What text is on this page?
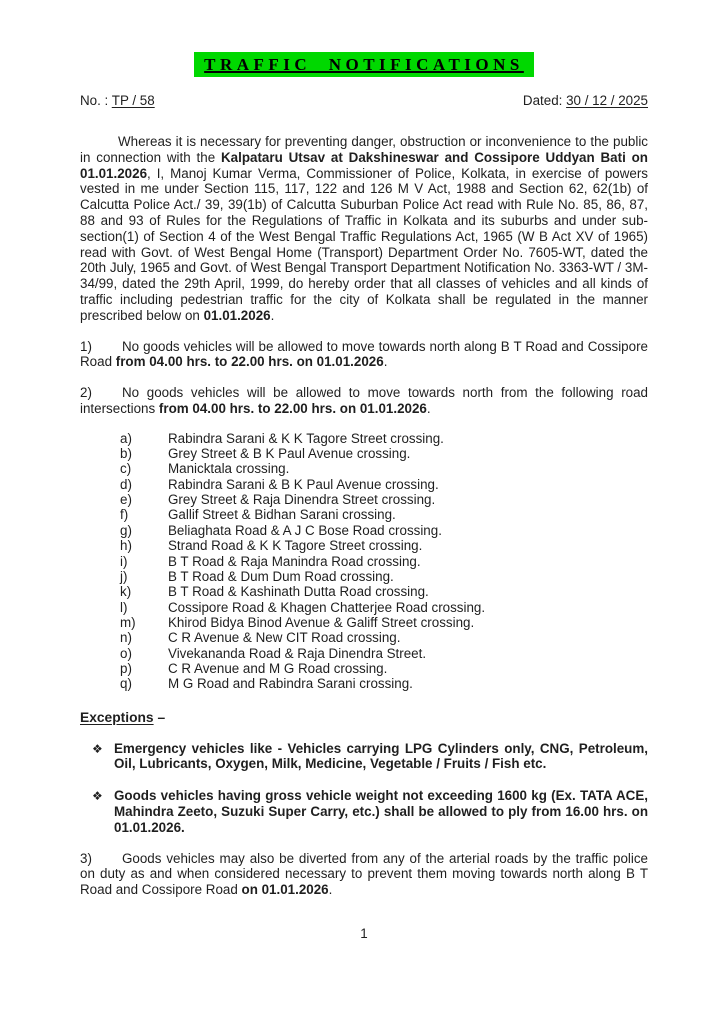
TRAFFIC  NOTIFICATIONS
No. : TP / 58	Dated: 30 / 12 / 2025

Whereas it is necessary for preventing danger, obstruction or inconvenience to the public in connection with the Kalpataru Utsav at Dakshineswar and Cossipore Uddyan Bati on 01.01.2026, I, Manoj Kumar Verma, Commissioner of Police, Kolkata, in exercise of powers vested in me under Section 115, 117, 122 and 126 M V Act, 1988 and Section 62, 62(1b) of Calcutta Police Act./ 39, 39(1b) of Calcutta Suburban Police Act read with Rule No. 85, 86, 87, 88 and 93 of Rules for the Regulations of Traffic in Kolkata and its suburbs and under sub-section(1) of Section 4 of the West Bengal Traffic Regulations Act, 1965 (W B Act XV of 1965) read with Govt. of West Bengal Home (Transport) Department Order No. 7605-WT, dated the 20th July, 1965 and Govt. of West Bengal Transport Department Notification No. 3363-WT / 3M- 34/99, dated the 29th April, 1999, do hereby order that all classes of vehicles and all kinds of traffic including pedestrian traffic for the city of Kolkata shall be regulated in the manner prescribed below on 01.01.2026.

1) No goods vehicles will be allowed to move towards north along B T Road and Cossipore Road from 04.00 hrs. to 22.00 hrs. on 01.01.2026.

2) No goods vehicles will be allowed to move towards north from the following road intersections from 04.00 hrs. to 22.00 hrs. on 01.01.2026.

a)	Rabindra Sarani & K K Tagore Street crossing.
b)	Grey Street & B K Paul Avenue crossing.
c)	Manicktala crossing.
d)	Rabindra Sarani & B K Paul Avenue crossing.
e)	Grey Street & Raja Dinendra Street crossing.
f)	Gallif Street & Bidhan Sarani crossing.
g)	Beliaghata Road & A J C Bose Road crossing.
h)	Strand Road & K K Tagore Street crossing.
i)	B T Road & Raja Manindra Road crossing.
j)	B T Road & Dum Dum Road crossing.
k)	B T Road & Kashinath Dutta Road crossing.
l)	Cossipore Road & Khagen Chatterjee Road crossing.
m)	Khirod Bidya Binod Avenue & Galiff Street crossing.
n)	C R Avenue & New CIT Road crossing.
o)	Vivekananda Road & Raja Dinendra Street.
p)	C R Avenue and M G Road crossing.
q)	M G Road and Rabindra Sarani crossing.
Exceptions –
❖ Emergency vehicles like - Vehicles carrying LPG Cylinders only, CNG, Petroleum, Oil, Lubricants, Oxygen, Milk, Medicine, Vegetable / Fruits / Fish etc.
❖ Goods vehicles having gross vehicle weight not exceeding 1600 kg (Ex. TATA ACE, Mahindra Zeeto, Suzuki Super Carry, etc.) shall be allowed to ply from 16.00 hrs. on 01.01.2026.

3) Goods vehicles may also be diverted from any of the arterial roads by the traffic police on duty as and when considered necessary to prevent them moving towards north along B T Road and Cossipore Road on 01.01.2026.

1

**Aim of the task:** Extract each line holding the word "Tagore" from the records.

**Result of this exercise:**
a)	Rabindra Sarani & K K Tagore Street crossing.
h)	Strand Road & K K Tagore Street crossing.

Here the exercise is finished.